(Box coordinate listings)
──────────

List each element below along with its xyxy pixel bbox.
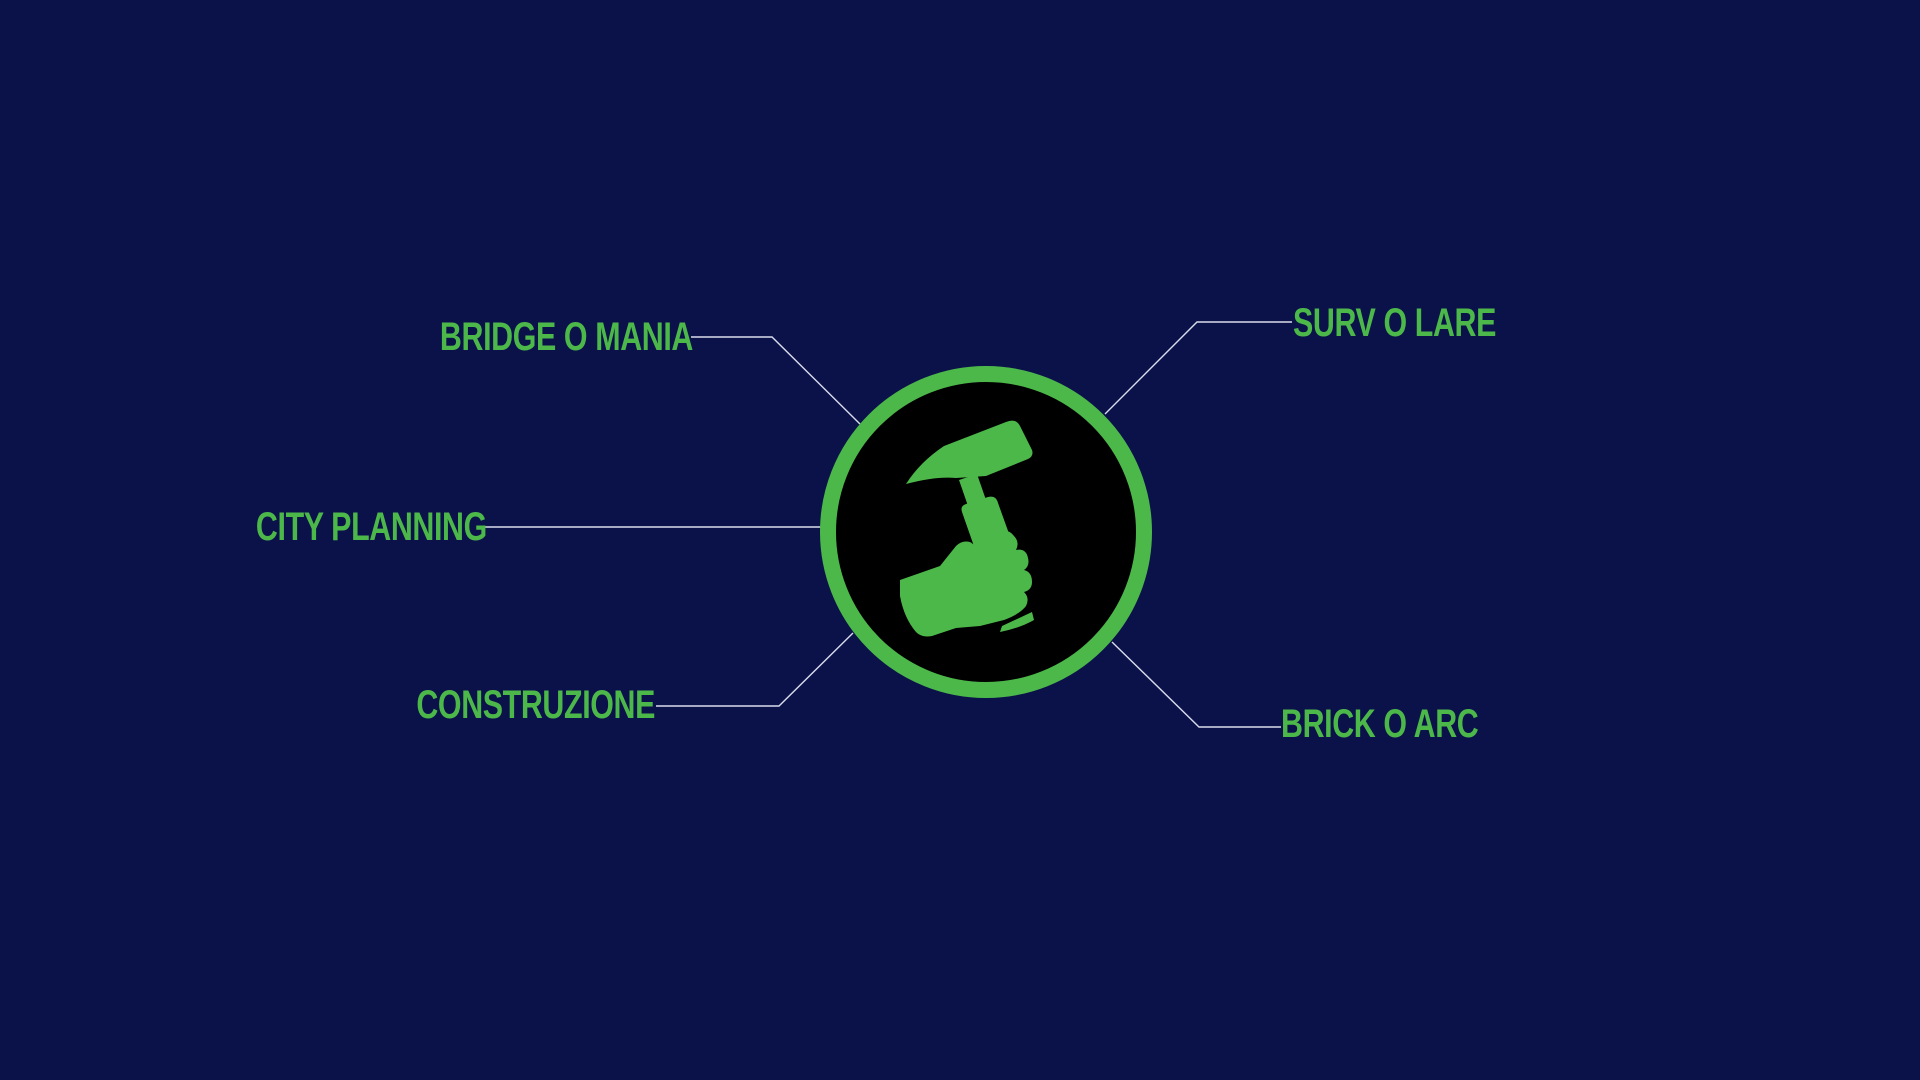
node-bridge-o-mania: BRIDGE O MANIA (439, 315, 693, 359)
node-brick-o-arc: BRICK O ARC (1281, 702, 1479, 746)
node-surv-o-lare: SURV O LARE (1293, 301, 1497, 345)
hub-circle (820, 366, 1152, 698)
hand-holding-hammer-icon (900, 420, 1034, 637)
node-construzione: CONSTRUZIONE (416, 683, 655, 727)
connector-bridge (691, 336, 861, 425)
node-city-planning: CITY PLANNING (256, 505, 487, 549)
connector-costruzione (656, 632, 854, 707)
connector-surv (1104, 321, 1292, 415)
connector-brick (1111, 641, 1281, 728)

──────────

EXERCISE AIM: Lay out the lines from the one containing "node-bridge-o-mania: BRIDGE O" through the end of the records, inclusive, as a JSON list of strings with one string per line, omitting any blank lines.

SOLUTION FOR THIS TASK:
[
  "node-bridge-o-mania: BRIDGE O MANIA (439, 315, 693, 359)",
  "node-brick-o-arc: BRICK O ARC (1281, 702, 1479, 746)",
  "node-surv-o-lare: SURV O LARE (1293, 301, 1497, 345)",
  "hub-circle (820, 366, 1152, 698)",
  "hand-holding-hammer-icon (900, 420, 1034, 637)",
  "node-construzione: CONSTRUZIONE (416, 683, 655, 727)",
  "connector-bridge (691, 336, 861, 425)",
  "node-city-planning: CITY PLANNING (256, 505, 487, 549)",
  "connector-costruzione (656, 632, 854, 707)",
  "connector-surv (1104, 321, 1292, 415)",
  "connector-brick (1111, 641, 1281, 728)"
]